>>>>>
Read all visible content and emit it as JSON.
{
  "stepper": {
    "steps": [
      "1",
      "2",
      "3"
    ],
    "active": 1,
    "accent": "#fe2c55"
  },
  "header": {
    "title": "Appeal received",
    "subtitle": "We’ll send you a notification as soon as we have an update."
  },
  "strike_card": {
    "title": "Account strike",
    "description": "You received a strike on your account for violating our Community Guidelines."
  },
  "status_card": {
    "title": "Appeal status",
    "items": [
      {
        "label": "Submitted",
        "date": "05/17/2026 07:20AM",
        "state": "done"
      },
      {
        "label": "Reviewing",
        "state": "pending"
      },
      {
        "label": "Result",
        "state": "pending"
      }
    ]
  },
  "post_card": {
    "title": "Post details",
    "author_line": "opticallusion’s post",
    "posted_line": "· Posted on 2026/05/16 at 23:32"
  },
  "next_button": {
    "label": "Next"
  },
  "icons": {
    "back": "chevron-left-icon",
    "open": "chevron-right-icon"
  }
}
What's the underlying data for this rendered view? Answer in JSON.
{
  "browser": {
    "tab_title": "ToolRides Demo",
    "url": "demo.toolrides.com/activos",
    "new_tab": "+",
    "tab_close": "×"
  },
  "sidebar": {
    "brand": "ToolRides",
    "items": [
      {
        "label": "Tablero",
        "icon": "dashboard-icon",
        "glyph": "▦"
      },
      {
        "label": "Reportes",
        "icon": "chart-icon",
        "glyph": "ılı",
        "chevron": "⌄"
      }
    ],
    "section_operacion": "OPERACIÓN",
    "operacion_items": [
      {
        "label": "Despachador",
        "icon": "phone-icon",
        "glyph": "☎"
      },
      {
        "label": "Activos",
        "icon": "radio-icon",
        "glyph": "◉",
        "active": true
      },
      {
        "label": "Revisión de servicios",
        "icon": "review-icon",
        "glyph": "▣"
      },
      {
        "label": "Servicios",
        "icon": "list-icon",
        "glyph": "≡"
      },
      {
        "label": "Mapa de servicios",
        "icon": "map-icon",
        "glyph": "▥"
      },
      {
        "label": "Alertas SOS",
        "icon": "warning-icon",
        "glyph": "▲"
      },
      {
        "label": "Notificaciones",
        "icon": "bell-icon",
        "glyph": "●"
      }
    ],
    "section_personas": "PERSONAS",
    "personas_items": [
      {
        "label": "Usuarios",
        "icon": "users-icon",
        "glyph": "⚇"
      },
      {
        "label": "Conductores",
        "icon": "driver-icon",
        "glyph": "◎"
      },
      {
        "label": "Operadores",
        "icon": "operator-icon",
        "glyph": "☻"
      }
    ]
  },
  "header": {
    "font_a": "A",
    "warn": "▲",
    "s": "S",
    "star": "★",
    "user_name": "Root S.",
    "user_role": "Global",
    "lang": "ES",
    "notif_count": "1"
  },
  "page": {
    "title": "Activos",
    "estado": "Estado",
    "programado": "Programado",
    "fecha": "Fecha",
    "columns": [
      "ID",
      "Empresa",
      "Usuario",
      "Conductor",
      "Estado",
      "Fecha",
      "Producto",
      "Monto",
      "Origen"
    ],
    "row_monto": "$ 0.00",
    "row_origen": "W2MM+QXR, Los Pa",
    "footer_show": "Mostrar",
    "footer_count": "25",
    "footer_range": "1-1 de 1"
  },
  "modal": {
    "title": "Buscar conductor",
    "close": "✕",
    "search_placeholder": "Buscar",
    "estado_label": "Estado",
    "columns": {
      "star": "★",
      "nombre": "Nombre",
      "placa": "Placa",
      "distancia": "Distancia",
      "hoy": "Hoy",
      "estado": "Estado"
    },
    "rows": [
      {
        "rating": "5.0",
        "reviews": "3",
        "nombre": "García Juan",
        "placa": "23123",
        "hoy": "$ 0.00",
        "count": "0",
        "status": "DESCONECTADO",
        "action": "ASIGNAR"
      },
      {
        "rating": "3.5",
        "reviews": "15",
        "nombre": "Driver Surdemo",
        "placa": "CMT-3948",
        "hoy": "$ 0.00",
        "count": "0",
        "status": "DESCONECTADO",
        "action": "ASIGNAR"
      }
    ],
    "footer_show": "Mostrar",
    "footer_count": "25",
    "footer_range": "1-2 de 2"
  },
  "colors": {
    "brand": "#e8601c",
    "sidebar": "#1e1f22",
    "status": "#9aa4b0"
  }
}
<<<<<
Problem requirements: State how many lines of the records above contain "glyph", with no words besides the number.

Problem solution: 12